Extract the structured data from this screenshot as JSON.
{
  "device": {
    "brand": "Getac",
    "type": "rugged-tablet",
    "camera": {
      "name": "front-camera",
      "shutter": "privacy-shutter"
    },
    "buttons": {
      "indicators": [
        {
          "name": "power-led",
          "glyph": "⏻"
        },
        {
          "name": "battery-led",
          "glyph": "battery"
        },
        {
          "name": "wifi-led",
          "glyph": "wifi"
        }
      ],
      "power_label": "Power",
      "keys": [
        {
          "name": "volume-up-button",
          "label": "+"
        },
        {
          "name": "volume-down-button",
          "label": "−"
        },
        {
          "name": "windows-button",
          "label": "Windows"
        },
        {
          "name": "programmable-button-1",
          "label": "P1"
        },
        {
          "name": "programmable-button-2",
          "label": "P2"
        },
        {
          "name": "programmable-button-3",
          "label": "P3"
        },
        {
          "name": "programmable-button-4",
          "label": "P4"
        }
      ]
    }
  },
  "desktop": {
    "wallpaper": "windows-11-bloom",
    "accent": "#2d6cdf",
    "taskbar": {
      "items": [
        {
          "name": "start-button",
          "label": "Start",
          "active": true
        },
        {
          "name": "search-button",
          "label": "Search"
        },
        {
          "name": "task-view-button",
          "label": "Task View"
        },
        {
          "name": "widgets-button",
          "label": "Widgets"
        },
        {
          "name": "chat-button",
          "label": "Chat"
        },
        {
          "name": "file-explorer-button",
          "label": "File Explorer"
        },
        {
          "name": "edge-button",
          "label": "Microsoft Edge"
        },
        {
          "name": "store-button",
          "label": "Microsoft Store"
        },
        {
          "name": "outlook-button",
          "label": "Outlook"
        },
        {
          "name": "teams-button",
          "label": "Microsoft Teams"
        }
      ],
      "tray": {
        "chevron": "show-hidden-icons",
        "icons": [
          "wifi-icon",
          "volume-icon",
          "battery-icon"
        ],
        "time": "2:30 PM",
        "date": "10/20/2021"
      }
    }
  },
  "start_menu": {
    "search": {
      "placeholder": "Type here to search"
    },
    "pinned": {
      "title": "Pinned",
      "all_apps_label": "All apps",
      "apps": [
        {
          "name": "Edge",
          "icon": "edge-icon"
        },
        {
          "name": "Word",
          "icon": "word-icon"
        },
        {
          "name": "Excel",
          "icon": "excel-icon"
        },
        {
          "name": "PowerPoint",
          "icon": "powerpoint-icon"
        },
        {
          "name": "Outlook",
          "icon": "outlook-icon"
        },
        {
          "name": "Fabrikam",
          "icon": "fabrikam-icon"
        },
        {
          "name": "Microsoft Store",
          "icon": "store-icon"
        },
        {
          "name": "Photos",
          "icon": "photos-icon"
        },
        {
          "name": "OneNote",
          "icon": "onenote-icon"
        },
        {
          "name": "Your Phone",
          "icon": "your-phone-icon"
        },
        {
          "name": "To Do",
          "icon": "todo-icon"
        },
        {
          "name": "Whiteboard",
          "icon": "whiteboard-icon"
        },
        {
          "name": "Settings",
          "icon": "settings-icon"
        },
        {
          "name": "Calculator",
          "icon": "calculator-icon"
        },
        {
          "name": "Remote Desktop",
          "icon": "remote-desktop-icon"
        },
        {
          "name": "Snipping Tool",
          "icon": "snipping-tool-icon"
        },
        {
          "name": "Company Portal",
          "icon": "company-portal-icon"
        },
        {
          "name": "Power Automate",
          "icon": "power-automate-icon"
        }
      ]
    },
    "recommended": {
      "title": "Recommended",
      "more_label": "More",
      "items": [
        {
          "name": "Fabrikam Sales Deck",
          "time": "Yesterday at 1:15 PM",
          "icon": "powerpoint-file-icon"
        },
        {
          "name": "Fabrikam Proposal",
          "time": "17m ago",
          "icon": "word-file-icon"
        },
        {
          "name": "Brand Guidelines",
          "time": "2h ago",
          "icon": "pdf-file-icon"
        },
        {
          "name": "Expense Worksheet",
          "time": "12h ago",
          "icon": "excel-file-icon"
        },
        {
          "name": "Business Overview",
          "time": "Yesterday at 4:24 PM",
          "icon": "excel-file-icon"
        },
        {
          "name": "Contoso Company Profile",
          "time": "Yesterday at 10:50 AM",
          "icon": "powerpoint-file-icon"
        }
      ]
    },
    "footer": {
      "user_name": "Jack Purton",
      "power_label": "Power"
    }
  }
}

◇ ◇ ◇ ◇ ◇

=== THE REQUEST ===
Please quote every record above exactly as it appears.

=== RIGHT ANSWER ===
Extract the structured data from this screenshot as JSON.
{
  "device": {
    "brand": "Getac",
    "type": "rugged-tablet",
    "camera": {
      "name": "front-camera",
      "shutter": "privacy-shutter"
    },
    "buttons": {
      "indicators": [
        {
          "name": "power-led",
          "glyph": "⏻"
        },
        {
          "name": "battery-led",
          "glyph": "battery"
        },
        {
          "name": "wifi-led",
          "glyph": "wifi"
        }
      ],
      "power_label": "Power",
      "keys": [
        {
          "name": "volume-up-button",
          "label": "+"
        },
        {
          "name": "volume-down-button",
          "label": "−"
        },
        {
          "name": "windows-button",
          "label": "Windows"
        },
        {
          "name": "programmable-button-1",
          "label": "P1"
        },
        {
          "name": "programmable-button-2",
          "label": "P2"
        },
        {
          "name": "programmable-button-3",
          "label": "P3"
        },
        {
          "name": "programmable-button-4",
          "label": "P4"
        }
      ]
    }
  },
  "desktop": {
    "wallpaper": "windows-11-bloom",
    "accent": "#2d6cdf",
    "taskbar": {
      "items": [
        {
          "name": "start-button",
          "label": "Start",
          "active": true
        },
        {
          "name": "search-button",
          "label": "Search"
        },
        {
          "name": "task-view-button",
          "label": "Task View"
        },
        {
          "name": "widgets-button",
          "label": "Widgets"
        },
        {
          "name": "chat-button",
          "label": "Chat"
        },
        {
          "name": "file-explorer-button",
          "label": "File Explorer"
        },
        {
          "name": "edge-button",
          "label": "Microsoft Edge"
        },
        {
          "name": "store-button",
          "label": "Microsoft Store"
        },
        {
          "name": "outlook-button",
          "label": "Outlook"
        },
        {
          "name": "teams-button",
          "label": "Microsoft Teams"
        }
      ],
      "tray": {
        "chevron": "show-hidden-icons",
        "icons": [
          "wifi-icon",
          "volume-icon",
          "battery-icon"
        ],
        "time": "2:30 PM",
        "date": "10/20/2021"
      }
    }
  },
  "start_menu": {
    "search": {
      "placeholder": "Type here to search"
    },
    "pinned": {
      "title": "Pinned",
      "all_apps_label": "All apps",
      "apps": [
        {
          "name": "Edge",
          "icon": "edge-icon"
        },
        {
          "name": "Word",
          "icon": "word-icon"
        },
        {
          "name": "Excel",
          "icon": "excel-icon"
        },
        {
          "name": "PowerPoint",
          "icon": "powerpoint-icon"
        },
        {
          "name": "Outlook",
          "icon": "outlook-icon"
        },
        {
          "name": "Fabrikam",
          "icon": "fabrikam-icon"
        },
        {
          "name": "Microsoft Store",
          "icon": "store-icon"
        },
        {
          "name": "Photos",
          "icon": "photos-icon"
        },
        {
          "name": "OneNote",
          "icon": "onenote-icon"
        },
        {
          "name": "Your Phone",
          "icon": "your-phone-icon"
        },
        {
          "name": "To Do",
          "icon": "todo-icon"
        },
        {
          "name": "Whiteboard",
          "icon": "whiteboard-icon"
        },
        {
          "name": "Settings",
          "icon": "settings-icon"
        },
        {
          "name": "Calculator",
          "icon": "calculator-icon"
        },
        {
          "name": "Remote Desktop",
          "icon": "remote-desktop-icon"
        },
        {
          "name": "Snipping Tool",
          "icon": "snipping-tool-icon"
        },
        {
          "name": "Company Portal",
          "icon": "company-portal-icon"
        },
        {
          "name": "Power Automate",
          "icon": "power-automate-icon"
        }
      ]
    },
    "recommended": {
      "title": "Recommended",
      "more_label": "More",
      "items": [
        {
          "name": "Fabrikam Sales Deck",
          "time": "Yesterday at 1:15 PM",
          "icon": "powerpoint-file-icon"
        },
        {
          "name": "Fabrikam Proposal",
          "time": "17m ago",
          "icon": "word-file-icon"
        },
        {
          "name": "Brand Guidelines",
          "time": "2h ago",
          "icon": "pdf-file-icon"
        },
        {
          "name": "Expense Worksheet",
          "time": "12h ago",
          "icon": "excel-file-icon"
        },
        {
          "name": "Business Overview",
          "time": "Yesterday at 4:24 PM",
          "icon": "excel-file-icon"
        },
        {
          "name": "Contoso Company Profile",
          "time": "Yesterday at 10:50 AM",
          "icon": "powerpoint-file-icon"
        }
      ]
    },
    "footer": {
      "user_name": "Jack Purton",
      "power_label": "Power"
    }
  }
}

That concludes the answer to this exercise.